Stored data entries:
======

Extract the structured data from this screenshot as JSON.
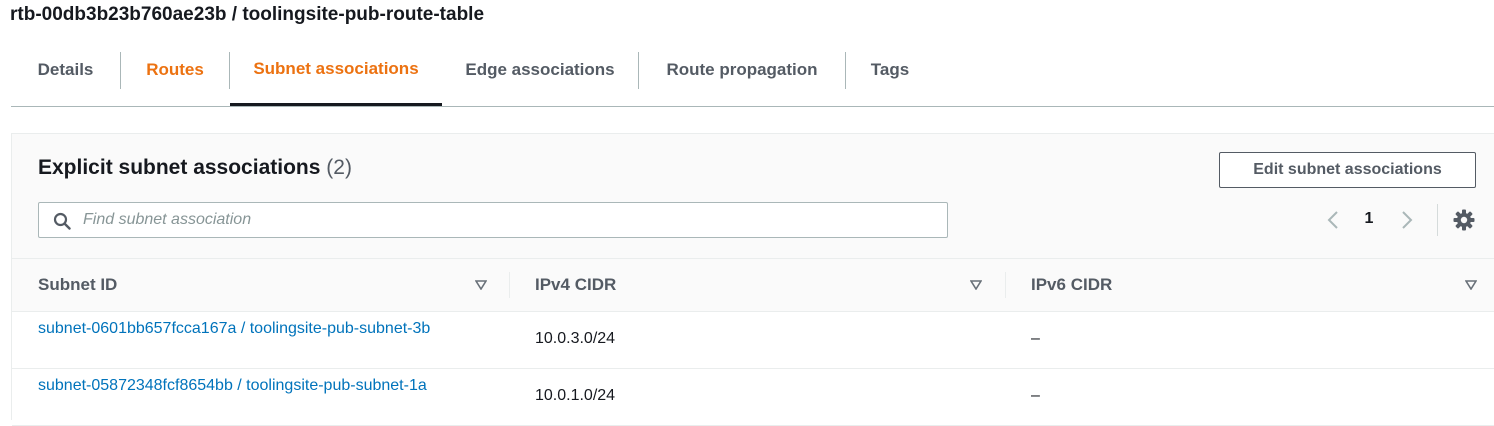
{
  "page": {
    "title": "rtb-00db3b23b760ae23b / toolingsite-pub-route-table"
  },
  "tabs": [
    {
      "label": "Details",
      "state": "default"
    },
    {
      "label": "Routes",
      "state": "highlighted"
    },
    {
      "label": "Subnet associations",
      "state": "active"
    },
    {
      "label": "Edge associations",
      "state": "default"
    },
    {
      "label": "Route propagation",
      "state": "default"
    },
    {
      "label": "Tags",
      "state": "default"
    }
  ],
  "section": {
    "title": "Explicit subnet associations",
    "count": "(2)",
    "edit_button": "Edit subnet associations"
  },
  "search": {
    "placeholder": "Find subnet association",
    "value": "",
    "icon": "search-icon"
  },
  "pagination": {
    "current_page": "1",
    "prev_icon": "chevron-left-icon",
    "next_icon": "chevron-right-icon",
    "settings_icon": "gear-icon"
  },
  "table": {
    "columns": [
      "Subnet ID",
      "IPv4 CIDR",
      "IPv6 CIDR"
    ],
    "rows": [
      {
        "subnet_id": "subnet-0601bb657fcca167a / toolingsite-pub-subnet-3b",
        "ipv4": "10.0.3.0/24",
        "ipv6": "–"
      },
      {
        "subnet_id": "subnet-05872348fcf8654bb / toolingsite-pub-subnet-1a",
        "ipv4": "10.0.1.0/24",
        "ipv6": "–"
      }
    ]
  },
  "colors": {
    "accent_orange": "#ec7211",
    "link_blue": "#0073bb",
    "text_dark": "#16191f",
    "text_muted": "#545b64"
  }
}
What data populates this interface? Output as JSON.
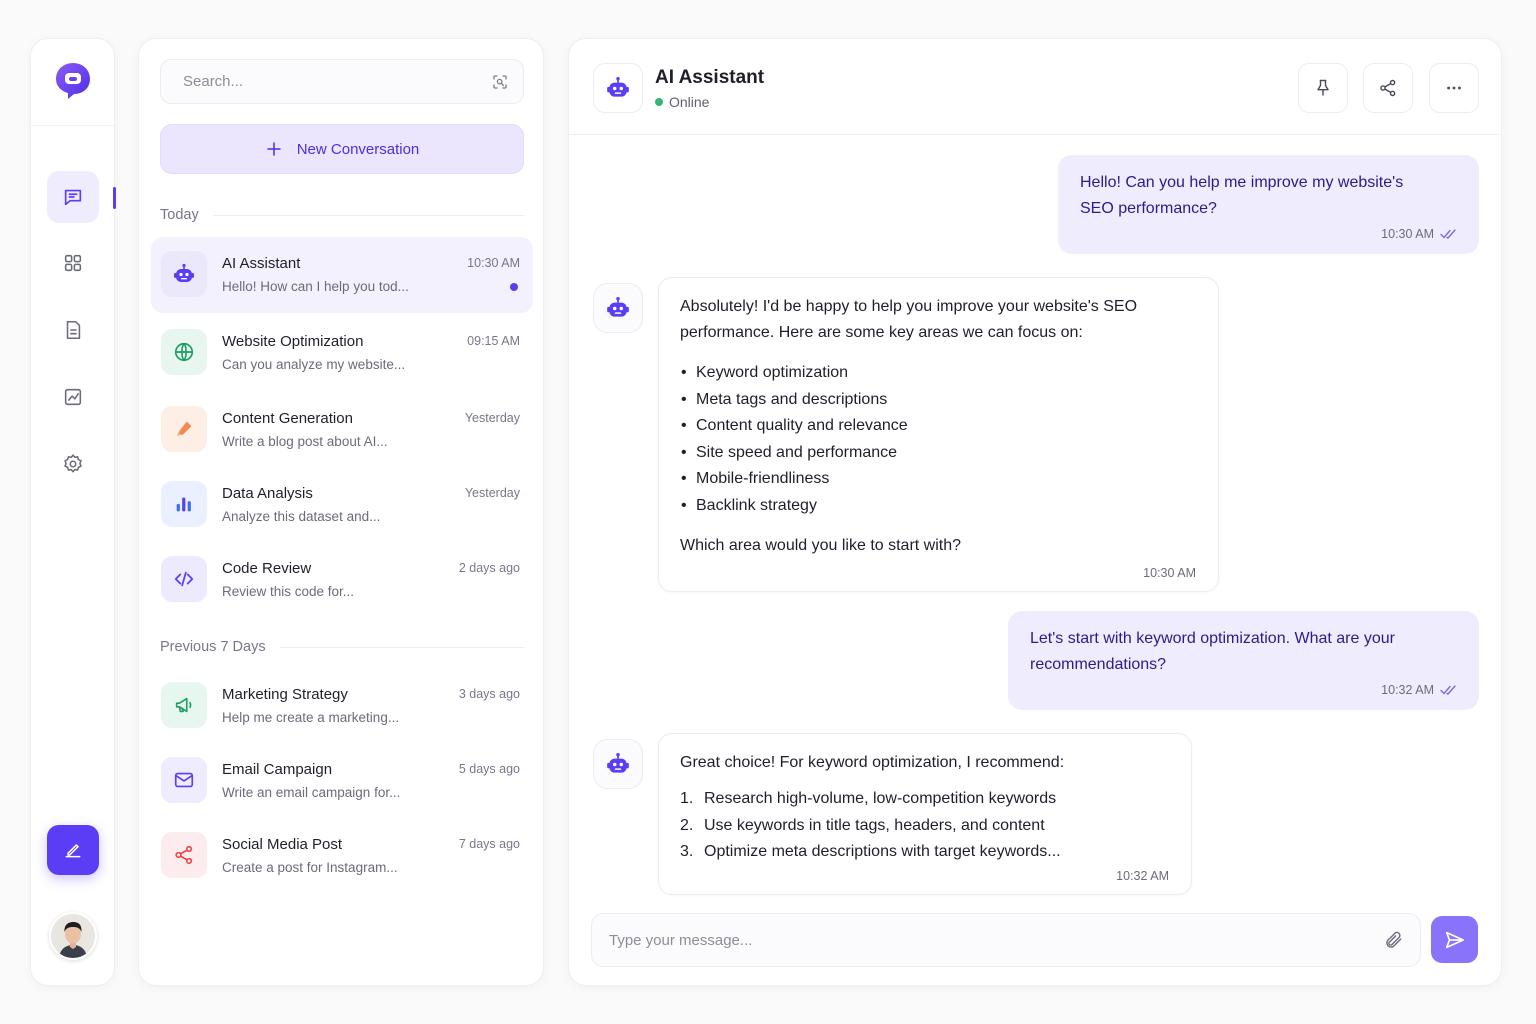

======

» **DIRECTIVE**: In your copy, leave out the pictures and reproduce the material above exactly.

» **TASK SOLUTION**:
Extract the structured data from this screenshot as JSON.
{
  "page": {
    "title": "rtb-00db3b23b760ae23b / toolingsite-pub-route-table"
  },
  "tabs": [
    {
      "label": "Details",
      "state": "default"
    },
    {
      "label": "Routes",
      "state": "highlighted"
    },
    {
      "label": "Subnet associations",
      "state": "active"
    },
    {
      "label": "Edge associations",
      "state": "default"
    },
    {
      "label": "Route propagation",
      "state": "default"
    },
    {
      "label": "Tags",
      "state": "default"
    }
  ],
  "section": {
    "title": "Explicit subnet associations",
    "count": "(2)",
    "edit_button": "Edit subnet associations"
  },
  "search": {
    "placeholder": "Find subnet association",
    "value": "",
    "icon": "search-icon"
  },
  "pagination": {
    "current_page": "1",
    "prev_icon": "chevron-left-icon",
    "next_icon": "chevron-right-icon",
    "settings_icon": "gear-icon"
  },
  "table": {
    "columns": [
      "Subnet ID",
      "IPv4 CIDR",
      "IPv6 CIDR"
    ],
    "rows": [
      {
        "subnet_id": "subnet-0601bb657fcca167a / toolingsite-pub-subnet-3b",
        "ipv4": "10.0.3.0/24",
        "ipv6": "–"
      },
      {
        "subnet_id": "subnet-05872348fcf8654bb / toolingsite-pub-subnet-1a",
        "ipv4": "10.0.1.0/24",
        "ipv6": "–"
      }
    ]
  },
  "colors": {
    "accent_orange": "#ec7211",
    "link_blue": "#0073bb",
    "text_dark": "#16191f",
    "text_muted": "#545b64"
  }
}
What data populates this interface? Output as JSON.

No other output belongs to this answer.